» **Set task**
The records below must be duplicated exactly, character for character.
---*---
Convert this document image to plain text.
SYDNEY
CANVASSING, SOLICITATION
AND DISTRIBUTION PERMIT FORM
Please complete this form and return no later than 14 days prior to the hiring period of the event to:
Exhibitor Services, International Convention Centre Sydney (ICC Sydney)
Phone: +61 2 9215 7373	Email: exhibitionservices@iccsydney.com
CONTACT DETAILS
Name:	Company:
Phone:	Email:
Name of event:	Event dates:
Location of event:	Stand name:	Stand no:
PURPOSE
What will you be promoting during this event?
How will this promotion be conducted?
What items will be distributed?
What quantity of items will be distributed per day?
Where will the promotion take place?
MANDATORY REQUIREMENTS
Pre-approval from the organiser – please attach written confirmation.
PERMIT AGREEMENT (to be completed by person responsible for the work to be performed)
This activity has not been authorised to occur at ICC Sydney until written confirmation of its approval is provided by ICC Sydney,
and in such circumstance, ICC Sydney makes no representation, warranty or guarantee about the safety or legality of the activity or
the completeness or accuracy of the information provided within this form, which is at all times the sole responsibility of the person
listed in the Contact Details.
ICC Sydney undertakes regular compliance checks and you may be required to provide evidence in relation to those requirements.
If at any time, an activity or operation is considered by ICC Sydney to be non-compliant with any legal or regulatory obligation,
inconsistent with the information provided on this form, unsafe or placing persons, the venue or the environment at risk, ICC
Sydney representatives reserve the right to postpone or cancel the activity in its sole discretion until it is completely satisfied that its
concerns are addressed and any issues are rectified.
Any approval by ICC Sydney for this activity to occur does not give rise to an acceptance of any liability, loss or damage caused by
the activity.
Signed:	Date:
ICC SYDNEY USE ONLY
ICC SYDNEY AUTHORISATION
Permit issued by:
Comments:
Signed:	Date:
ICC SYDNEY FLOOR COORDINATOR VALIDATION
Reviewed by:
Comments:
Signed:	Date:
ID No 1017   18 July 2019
---*---
» **Answer for this exercise**
Convert this document image to plain text.
SYDNEY
CANVASSING, SOLICITATION
AND DISTRIBUTION PERMIT FORM
Please complete this form and return no later than 14 days prior to the hiring period of the event to:
Exhibitor Services, International Convention Centre Sydney (ICC Sydney)
Phone: +61 2 9215 7373	Email: exhibitionservices@iccsydney.com
CONTACT DETAILS
Name:	Company:
Phone:	Email:
Name of event:	Event dates:
Location of event:	Stand name:	Stand no:
PURPOSE
What will you be promoting during this event?
How will this promotion be conducted?
What items will be distributed?
What quantity of items will be distributed per day?
Where will the promotion take place?
MANDATORY REQUIREMENTS
Pre-approval from the organiser – please attach written confirmation.
PERMIT AGREEMENT (to be completed by person responsible for the work to be performed)
This activity has not been authorised to occur at ICC Sydney until written confirmation of its approval is provided by ICC Sydney,
and in such circumstance, ICC Sydney makes no representation, warranty or guarantee about the safety or legality of the activity or
the completeness or accuracy of the information provided within this form, which is at all times the sole responsibility of the person
listed in the Contact Details.
ICC Sydney undertakes regular compliance checks and you may be required to provide evidence in relation to those requirements.
If at any time, an activity or operation is considered by ICC Sydney to be non-compliant with any legal or regulatory obligation,
inconsistent with the information provided on this form, unsafe or placing persons, the venue or the environment at risk, ICC
Sydney representatives reserve the right to postpone or cancel the activity in its sole discretion until it is completely satisfied that its
concerns are addressed and any issues are rectified.
Any approval by ICC Sydney for this activity to occur does not give rise to an acceptance of any liability, loss or damage caused by
the activity.
Signed:	Date:
ICC SYDNEY USE ONLY
ICC SYDNEY AUTHORISATION
Permit issued by:
Comments:
Signed:	Date:
ICC SYDNEY FLOOR COORDINATOR VALIDATION
Reviewed by:
Comments:
Signed:	Date:
ID No 1017   18 July 2019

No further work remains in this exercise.